• Your task
Of all the lines in the records below, how many hold the word "color"? Give the number alone.

Items from a figure collection:
☆ ☆ ☆ ☆
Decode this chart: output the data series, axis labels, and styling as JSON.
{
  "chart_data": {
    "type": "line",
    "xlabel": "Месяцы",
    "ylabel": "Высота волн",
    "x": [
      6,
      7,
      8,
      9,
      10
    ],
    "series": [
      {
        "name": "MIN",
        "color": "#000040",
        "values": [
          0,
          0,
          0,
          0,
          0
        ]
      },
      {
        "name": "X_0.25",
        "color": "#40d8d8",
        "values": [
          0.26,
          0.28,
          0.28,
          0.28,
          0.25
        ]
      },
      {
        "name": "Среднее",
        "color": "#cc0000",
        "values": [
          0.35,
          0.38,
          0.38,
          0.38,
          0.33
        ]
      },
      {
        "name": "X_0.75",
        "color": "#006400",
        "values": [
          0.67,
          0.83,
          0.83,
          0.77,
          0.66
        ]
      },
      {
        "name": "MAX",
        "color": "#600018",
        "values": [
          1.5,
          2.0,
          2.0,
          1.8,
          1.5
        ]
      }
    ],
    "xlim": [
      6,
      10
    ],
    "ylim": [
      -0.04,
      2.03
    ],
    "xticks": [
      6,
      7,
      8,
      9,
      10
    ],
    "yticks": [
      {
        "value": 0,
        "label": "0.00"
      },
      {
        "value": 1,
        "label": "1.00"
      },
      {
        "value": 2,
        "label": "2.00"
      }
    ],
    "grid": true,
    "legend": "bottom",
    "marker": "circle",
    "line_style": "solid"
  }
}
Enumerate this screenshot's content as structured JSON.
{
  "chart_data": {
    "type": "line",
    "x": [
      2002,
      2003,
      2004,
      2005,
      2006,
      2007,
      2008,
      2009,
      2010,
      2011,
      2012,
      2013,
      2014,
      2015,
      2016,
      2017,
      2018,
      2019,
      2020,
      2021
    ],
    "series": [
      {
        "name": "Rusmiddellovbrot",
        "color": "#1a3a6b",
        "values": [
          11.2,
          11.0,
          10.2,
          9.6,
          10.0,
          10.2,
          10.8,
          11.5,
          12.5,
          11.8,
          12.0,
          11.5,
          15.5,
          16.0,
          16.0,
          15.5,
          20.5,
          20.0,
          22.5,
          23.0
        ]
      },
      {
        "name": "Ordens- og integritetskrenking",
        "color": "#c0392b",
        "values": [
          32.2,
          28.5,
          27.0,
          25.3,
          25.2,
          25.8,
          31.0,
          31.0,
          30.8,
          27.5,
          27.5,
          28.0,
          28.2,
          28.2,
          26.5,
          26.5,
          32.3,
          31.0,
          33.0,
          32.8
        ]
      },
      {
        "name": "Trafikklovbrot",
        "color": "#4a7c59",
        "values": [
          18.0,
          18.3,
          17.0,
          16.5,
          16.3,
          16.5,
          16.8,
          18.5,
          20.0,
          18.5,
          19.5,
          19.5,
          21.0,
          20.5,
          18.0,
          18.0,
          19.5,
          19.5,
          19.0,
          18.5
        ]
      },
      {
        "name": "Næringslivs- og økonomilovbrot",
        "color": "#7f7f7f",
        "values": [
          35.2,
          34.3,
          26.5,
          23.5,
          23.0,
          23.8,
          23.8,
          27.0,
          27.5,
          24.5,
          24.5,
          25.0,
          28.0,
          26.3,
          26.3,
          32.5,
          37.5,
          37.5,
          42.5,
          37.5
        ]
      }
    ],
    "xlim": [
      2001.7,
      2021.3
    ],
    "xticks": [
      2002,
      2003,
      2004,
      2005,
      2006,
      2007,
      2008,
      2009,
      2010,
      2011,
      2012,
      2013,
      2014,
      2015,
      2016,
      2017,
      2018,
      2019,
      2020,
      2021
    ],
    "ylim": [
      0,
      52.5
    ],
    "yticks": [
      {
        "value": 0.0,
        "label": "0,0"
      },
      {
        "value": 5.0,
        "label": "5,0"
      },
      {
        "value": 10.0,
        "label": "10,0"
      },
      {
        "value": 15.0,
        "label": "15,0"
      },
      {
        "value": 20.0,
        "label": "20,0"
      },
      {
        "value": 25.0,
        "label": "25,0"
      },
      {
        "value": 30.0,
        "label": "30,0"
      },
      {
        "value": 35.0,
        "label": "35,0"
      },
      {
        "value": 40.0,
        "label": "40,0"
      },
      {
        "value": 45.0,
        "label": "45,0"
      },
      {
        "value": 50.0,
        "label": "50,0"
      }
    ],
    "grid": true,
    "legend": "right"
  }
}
☆ ☆ ☆ ☆
• Task answer
9